==== PASSAGE TO READ ====

Excessive amounts of coffee can cause very unpleasant and even life-threatening adverse effects. Coffee's adverse effects are more common when taken in excess. Many of coffee's health risks are due to its caffeine content and can therefore be avoided by drinking decaffeinated coffee.

Oily components called diterpenes are present in unfiltered coffee and coffee brewed using metal filters, but not in coffee brewed using paper filters.[136] The two diterpenes present in coffee, kahweol and cafestol, have been associated with increased risk of coronary heart disease via elevation of low-density lipoprotein (LDL) levels in blood.

 

Overview of effects of moderate consumption of caffeine, a main active component of coffee               

Elderly individuals with a depleted enzymatic system do not tolerate coffee with caffeine well. Moderate amounts of coffee (50–100 mg of caffeine or 5–10 g of coffee powder a day) are well tolerated by most elderly people

Coffee consumption can lead to iron deficiency anemia by interfering with iron absorption, especially in mothers and infants.Coffee's interference with iron absorption is due to the polyphenols it contains. However, excess iron is carcinogenic to the liver. Therefore, coffee consumption's negative correlation with the development of liver cancer is also attributed to polyphenols.

====

**YOUR OBJECTIVE:**
Decide whether each statement below agrees with the passage on coffee's health effects, answering yes or no and quoting the words of the passage that settle it.
1. Diterpenes are present in coffee brewed using paper filters.
2. Most elderly people tolerate moderate amounts of coffee well.
3. Coffee interferes with iron absorption because of its caffeine.

==== INFORMATION SUPPLIED ====

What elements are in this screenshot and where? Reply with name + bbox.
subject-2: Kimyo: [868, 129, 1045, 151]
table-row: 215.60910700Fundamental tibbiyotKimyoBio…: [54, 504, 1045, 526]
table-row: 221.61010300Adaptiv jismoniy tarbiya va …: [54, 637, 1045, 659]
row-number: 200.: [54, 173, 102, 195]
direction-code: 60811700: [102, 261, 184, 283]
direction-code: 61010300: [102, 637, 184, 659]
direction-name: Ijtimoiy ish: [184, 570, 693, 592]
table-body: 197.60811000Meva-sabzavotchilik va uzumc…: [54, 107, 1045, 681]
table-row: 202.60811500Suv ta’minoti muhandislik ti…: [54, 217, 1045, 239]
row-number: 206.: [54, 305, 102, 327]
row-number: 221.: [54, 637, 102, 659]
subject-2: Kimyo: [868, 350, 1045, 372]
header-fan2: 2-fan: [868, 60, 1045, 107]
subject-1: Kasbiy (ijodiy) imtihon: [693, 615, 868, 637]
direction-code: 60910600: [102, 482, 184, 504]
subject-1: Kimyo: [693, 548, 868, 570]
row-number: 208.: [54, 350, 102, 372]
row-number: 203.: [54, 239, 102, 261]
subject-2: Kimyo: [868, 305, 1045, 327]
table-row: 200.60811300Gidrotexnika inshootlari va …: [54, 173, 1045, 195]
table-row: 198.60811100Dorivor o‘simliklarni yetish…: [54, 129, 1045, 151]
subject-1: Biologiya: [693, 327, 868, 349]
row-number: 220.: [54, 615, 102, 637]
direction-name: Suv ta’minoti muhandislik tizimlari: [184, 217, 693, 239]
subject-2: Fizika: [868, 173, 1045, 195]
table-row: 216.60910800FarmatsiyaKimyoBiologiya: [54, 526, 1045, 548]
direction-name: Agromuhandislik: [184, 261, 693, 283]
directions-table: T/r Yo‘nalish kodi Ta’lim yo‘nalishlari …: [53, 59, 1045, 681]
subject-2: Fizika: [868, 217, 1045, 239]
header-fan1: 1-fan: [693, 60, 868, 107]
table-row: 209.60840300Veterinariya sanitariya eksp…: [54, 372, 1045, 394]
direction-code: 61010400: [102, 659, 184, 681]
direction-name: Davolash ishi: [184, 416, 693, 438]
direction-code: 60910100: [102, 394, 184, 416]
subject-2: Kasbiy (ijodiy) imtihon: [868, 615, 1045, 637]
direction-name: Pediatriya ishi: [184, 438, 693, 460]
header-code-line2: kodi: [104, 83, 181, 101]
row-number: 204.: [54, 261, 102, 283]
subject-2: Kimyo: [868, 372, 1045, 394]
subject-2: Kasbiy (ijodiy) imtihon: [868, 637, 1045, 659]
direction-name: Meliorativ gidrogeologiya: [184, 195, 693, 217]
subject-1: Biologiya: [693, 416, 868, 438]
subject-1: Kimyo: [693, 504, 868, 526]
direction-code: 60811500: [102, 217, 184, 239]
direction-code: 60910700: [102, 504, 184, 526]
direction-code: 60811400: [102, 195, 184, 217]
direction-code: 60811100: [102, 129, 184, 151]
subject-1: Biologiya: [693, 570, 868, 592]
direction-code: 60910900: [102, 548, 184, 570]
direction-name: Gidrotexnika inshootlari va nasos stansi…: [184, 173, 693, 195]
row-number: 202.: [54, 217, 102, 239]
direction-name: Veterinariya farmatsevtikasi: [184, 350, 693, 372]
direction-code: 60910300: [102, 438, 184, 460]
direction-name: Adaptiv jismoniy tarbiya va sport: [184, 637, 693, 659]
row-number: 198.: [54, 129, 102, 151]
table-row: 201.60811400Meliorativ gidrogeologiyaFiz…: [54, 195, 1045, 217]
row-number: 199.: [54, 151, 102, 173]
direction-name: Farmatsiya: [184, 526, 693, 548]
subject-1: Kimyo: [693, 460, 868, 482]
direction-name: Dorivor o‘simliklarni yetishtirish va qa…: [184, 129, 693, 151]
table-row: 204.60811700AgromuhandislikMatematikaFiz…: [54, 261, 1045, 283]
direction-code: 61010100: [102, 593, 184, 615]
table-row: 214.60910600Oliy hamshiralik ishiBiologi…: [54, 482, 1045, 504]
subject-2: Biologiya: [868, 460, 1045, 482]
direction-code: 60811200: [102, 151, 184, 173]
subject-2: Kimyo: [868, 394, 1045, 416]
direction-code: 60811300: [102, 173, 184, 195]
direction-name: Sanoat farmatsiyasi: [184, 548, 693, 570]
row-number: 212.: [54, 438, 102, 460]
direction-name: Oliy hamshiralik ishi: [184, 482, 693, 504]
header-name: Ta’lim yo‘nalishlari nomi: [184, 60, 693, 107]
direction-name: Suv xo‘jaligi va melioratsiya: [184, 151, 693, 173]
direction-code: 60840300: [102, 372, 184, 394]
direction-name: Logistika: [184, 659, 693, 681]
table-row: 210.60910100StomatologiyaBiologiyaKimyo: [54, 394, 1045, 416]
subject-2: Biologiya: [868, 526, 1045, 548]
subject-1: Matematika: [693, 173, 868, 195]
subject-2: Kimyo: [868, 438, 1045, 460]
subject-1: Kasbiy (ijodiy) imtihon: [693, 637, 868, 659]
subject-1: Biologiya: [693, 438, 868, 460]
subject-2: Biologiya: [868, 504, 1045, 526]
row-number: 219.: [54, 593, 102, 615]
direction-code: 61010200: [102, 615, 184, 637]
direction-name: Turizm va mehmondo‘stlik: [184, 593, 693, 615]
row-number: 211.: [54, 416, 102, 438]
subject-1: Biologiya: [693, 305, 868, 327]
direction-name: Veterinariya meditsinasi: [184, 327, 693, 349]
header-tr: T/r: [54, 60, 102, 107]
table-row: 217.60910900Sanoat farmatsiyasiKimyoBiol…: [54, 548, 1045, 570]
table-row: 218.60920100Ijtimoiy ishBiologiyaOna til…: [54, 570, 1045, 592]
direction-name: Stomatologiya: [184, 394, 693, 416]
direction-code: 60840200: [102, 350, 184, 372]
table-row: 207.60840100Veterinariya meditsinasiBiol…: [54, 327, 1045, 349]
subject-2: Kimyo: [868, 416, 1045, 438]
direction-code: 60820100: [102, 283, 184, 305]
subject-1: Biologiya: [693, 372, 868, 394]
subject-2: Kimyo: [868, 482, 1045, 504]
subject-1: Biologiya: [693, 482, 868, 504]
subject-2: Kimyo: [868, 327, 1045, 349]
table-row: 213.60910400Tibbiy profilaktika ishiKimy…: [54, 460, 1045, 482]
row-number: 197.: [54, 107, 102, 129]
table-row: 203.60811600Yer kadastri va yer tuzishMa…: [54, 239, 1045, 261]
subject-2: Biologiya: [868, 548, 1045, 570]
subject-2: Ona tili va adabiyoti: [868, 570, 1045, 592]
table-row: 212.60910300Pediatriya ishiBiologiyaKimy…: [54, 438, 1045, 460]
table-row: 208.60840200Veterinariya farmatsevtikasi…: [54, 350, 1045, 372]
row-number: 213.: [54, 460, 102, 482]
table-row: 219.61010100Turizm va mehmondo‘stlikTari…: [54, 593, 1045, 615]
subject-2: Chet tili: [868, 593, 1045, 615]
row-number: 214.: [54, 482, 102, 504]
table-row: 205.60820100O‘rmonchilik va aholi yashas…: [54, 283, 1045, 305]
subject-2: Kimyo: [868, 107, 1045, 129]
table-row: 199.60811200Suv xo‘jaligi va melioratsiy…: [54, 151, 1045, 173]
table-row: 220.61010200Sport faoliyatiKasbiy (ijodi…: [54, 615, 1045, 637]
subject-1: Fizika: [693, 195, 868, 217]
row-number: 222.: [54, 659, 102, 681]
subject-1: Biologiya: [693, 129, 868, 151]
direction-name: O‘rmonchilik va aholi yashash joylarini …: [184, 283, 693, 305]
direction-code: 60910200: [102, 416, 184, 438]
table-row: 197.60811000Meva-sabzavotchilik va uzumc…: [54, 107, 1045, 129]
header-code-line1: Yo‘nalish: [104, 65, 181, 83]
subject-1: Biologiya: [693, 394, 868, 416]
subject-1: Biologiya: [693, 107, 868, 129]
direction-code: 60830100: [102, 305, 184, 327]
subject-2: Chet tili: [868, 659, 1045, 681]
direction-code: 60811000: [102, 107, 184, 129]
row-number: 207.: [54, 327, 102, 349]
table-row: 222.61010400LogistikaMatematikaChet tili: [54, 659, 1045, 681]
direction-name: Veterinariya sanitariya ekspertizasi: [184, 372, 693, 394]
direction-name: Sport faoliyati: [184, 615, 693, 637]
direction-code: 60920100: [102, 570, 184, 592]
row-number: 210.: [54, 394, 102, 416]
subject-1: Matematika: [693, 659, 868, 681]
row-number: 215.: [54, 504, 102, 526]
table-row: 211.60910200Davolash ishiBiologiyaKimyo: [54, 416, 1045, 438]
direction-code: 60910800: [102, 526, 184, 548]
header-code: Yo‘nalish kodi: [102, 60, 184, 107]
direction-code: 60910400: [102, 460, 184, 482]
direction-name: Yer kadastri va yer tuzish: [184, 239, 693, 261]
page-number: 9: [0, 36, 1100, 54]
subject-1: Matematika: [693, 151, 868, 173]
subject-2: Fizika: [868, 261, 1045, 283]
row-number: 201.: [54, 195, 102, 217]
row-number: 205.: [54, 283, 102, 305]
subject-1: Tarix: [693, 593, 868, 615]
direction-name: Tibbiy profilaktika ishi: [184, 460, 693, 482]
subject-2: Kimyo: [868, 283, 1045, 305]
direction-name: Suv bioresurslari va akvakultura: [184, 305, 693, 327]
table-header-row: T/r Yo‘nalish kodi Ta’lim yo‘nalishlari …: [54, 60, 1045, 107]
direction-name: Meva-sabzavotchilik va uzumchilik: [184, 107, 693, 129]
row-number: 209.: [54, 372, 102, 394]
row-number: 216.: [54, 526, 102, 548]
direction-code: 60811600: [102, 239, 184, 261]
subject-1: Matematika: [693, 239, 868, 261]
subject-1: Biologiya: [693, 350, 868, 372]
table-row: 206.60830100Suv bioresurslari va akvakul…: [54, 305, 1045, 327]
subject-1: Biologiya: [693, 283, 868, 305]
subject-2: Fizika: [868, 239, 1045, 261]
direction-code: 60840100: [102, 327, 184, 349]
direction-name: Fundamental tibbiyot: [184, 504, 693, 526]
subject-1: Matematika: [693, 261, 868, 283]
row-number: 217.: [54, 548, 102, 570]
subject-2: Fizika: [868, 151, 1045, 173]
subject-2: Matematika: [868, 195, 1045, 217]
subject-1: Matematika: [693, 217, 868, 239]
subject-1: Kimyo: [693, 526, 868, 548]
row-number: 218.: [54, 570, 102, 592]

====

**SOLUTION FOR THIS TASK:**
1. No: "but not in coffee brewed using paper filters"
2. Yes: "Moderate amounts of coffee (50–100 mg of caffeine or 5–10 g of coffee powder a day) are well tolerated by most elderly people"
3. No: "Coffee's interference with iron absorption is due to the polyphenols it contains."